## Begin AVAILABLE DATA

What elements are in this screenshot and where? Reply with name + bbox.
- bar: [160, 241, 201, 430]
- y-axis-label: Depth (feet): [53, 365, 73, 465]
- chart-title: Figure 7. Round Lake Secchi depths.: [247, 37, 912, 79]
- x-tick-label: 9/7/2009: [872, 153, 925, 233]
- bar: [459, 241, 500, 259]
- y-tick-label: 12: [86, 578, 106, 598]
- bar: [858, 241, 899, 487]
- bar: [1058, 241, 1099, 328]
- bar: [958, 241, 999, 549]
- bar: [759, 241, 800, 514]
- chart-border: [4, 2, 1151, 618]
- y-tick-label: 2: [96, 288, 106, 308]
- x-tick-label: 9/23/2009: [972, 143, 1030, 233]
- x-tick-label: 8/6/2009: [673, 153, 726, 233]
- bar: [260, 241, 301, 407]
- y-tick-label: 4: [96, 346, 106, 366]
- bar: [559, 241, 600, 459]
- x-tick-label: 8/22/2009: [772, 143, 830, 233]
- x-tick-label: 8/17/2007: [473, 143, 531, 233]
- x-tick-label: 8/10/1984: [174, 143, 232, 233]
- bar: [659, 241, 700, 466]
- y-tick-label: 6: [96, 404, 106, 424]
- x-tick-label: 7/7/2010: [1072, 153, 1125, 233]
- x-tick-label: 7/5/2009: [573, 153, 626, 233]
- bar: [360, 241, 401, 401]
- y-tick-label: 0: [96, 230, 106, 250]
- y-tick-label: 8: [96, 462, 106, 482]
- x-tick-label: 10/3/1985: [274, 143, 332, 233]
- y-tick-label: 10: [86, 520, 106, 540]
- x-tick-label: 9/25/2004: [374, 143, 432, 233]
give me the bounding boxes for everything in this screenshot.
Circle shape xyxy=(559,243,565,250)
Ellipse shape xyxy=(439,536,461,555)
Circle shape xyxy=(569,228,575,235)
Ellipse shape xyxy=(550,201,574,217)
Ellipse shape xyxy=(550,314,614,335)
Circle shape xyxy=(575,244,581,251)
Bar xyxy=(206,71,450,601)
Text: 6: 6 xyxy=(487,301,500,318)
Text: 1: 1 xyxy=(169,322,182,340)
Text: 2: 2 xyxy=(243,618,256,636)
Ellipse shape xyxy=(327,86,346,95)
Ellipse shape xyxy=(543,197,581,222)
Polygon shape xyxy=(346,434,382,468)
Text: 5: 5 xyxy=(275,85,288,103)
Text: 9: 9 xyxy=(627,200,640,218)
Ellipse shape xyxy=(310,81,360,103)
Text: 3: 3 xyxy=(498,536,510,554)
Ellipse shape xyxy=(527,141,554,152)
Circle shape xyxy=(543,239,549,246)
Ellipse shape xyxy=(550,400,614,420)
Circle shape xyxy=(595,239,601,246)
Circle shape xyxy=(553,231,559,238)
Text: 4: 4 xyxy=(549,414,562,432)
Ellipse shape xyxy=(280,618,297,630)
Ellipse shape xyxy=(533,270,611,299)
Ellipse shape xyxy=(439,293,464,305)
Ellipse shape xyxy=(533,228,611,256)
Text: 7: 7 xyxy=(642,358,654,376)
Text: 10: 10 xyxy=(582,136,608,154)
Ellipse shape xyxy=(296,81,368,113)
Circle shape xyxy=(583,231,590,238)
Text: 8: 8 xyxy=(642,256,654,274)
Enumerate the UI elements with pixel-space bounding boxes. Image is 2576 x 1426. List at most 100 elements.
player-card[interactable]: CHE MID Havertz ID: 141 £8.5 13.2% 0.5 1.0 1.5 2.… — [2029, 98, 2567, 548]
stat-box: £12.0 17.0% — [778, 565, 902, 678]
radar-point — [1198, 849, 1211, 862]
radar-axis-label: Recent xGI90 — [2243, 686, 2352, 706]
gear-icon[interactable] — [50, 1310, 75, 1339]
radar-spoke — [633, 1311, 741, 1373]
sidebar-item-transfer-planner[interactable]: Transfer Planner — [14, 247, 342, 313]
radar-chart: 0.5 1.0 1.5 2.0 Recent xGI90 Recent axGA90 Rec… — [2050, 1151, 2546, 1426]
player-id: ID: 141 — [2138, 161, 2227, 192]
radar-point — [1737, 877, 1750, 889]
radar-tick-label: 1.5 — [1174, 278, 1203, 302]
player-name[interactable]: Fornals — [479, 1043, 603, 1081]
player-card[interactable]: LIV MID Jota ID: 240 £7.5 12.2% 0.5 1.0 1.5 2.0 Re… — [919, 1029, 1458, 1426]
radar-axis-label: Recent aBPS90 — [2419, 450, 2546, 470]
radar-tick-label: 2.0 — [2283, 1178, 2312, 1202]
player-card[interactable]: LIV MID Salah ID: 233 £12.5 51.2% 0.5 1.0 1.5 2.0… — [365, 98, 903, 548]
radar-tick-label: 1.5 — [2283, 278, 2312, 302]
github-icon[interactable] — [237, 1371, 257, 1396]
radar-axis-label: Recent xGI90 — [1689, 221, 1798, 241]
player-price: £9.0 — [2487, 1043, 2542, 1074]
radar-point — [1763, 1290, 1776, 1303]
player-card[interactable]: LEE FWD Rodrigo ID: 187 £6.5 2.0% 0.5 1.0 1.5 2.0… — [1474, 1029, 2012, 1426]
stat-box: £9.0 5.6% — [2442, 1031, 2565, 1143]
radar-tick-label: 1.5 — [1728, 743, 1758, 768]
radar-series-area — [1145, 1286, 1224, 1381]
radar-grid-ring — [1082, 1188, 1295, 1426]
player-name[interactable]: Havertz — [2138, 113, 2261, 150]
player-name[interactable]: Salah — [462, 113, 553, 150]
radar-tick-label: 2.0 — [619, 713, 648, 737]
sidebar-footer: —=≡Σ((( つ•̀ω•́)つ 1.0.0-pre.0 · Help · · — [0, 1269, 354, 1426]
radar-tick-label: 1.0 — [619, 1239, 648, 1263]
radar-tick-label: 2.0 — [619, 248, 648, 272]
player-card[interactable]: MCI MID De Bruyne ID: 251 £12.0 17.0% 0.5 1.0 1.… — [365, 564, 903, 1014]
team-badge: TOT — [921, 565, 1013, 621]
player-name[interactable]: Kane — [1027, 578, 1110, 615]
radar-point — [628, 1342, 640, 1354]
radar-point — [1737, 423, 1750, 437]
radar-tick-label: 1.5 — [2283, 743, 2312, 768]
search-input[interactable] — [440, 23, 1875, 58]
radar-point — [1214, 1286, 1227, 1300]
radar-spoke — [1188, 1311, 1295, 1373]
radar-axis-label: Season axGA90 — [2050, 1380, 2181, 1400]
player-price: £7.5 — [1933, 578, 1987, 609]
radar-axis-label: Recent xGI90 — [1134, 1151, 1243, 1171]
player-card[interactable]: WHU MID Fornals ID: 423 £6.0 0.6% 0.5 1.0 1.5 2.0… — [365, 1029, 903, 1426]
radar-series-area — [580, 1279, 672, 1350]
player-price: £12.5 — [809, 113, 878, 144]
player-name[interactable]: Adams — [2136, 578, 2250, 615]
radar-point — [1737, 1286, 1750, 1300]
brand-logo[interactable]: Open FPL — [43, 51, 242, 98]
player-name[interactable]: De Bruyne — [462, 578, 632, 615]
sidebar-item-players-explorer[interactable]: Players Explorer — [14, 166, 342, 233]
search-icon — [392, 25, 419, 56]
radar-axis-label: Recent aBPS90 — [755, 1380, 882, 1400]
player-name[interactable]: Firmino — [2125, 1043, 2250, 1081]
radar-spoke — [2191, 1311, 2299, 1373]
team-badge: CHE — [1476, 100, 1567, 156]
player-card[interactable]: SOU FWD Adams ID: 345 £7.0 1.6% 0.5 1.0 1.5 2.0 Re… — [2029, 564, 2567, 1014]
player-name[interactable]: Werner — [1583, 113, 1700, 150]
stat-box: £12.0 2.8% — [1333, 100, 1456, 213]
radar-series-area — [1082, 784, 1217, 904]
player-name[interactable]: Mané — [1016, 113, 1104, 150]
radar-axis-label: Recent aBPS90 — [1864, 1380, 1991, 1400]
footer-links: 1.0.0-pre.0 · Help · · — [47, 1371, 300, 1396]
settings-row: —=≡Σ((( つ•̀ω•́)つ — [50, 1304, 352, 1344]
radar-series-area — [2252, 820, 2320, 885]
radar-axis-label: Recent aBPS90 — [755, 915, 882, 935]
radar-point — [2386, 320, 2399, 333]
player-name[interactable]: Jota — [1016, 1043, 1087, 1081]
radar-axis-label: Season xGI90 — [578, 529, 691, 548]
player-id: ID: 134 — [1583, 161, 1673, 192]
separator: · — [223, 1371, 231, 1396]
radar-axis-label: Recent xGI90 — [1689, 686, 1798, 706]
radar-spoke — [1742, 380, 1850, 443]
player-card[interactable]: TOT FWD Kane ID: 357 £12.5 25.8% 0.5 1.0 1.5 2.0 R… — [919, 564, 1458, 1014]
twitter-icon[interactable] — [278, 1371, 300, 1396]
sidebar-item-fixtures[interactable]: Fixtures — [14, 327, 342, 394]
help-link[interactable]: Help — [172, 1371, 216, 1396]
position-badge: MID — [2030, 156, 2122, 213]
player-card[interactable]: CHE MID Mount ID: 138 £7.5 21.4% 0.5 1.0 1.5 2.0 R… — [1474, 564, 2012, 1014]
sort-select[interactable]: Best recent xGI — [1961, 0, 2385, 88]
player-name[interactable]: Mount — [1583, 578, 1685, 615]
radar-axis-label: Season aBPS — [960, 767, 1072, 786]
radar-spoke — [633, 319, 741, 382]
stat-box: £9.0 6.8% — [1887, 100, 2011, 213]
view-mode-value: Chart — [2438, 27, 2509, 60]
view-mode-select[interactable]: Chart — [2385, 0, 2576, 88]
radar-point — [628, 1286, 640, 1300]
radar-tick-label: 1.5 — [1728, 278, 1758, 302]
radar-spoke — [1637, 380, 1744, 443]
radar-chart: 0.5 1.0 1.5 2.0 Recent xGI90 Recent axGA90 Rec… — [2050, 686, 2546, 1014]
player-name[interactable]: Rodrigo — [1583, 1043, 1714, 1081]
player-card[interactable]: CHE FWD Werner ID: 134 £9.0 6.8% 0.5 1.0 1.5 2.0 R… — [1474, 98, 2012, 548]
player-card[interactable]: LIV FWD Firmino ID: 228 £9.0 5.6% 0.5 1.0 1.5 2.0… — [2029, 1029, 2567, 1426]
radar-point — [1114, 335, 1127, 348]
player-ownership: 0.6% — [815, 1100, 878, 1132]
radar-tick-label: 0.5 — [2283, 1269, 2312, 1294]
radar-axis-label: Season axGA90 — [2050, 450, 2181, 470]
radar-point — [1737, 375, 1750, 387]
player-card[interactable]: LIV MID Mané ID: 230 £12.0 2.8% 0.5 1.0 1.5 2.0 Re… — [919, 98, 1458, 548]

## End AVAILABLE DATA

• _GOAL_
Lay out the items from the start through the line containing "- y-tick-label: 8: [96, 462, 106, 482]" as a Markdown table with columns Row and Line, skipping blank lines.

• _EXERCISE SOLUTION_
| Row | Line |
|---|---|
| 1 | What elements are in this screenshot and where? Reply with name + bbox. |
| 2 | - bar: [160, 241, 201, 430] |
| 3 | - y-axis-label: Depth (feet): [53, 365, 73, 465] |
| 4 | - chart-title: Figure 7. Round Lake Secchi depths.: [247, 37, 912, 79] |
| 5 | - x-tick-label: 9/7/2009: [872, 153, 925, 233] |
| 6 | - bar: [459, 241, 500, 259] |
| 7 | - y-tick-label: 12: [86, 578, 106, 598] |
| 8 | - bar: [858, 241, 899, 487] |
| 9 | - bar: [1058, 241, 1099, 328] |
| 10 | - bar: [958, 241, 999, 549] |
| 11 | - bar: [759, 241, 800, 514] |
| 12 | - chart-border: [4, 2, 1151, 618] |
| 13 | - y-tick-label: 2: [96, 288, 106, 308] |
| 14 | - x-tick-label: 9/23/2009: [972, 143, 1030, 233] |
| 15 | - x-tick-label: 8/6/2009: [673, 153, 726, 233] |
| 16 | - bar: [260, 241, 301, 407] |
| 17 | - y-tick-label: 4: [96, 346, 106, 366] |
| 18 | - bar: [559, 241, 600, 459] |
| 19 | - x-tick-label: 8/22/2009: [772, 143, 830, 233] |
| 20 | - x-tick-label: 8/17/2007: [473, 143, 531, 233] |
| 21 | - x-tick-label: 8/10/1984: [174, 143, 232, 233] |
| 22 | - bar: [659, 241, 700, 466] |
| 23 | - y-tick-label: 6: [96, 404, 106, 424] |
| 24 | - x-tick-label: 7/7/2010: [1072, 153, 1125, 233] |
| 25 | - x-tick-label: 7/5/2009: [573, 153, 626, 233] |
| 26 | - bar: [360, 241, 401, 401] |
| 27 | - y-tick-label: 0: [96, 230, 106, 250] |
| 28 | - y-tick-label: 8: [96, 462, 106, 482] |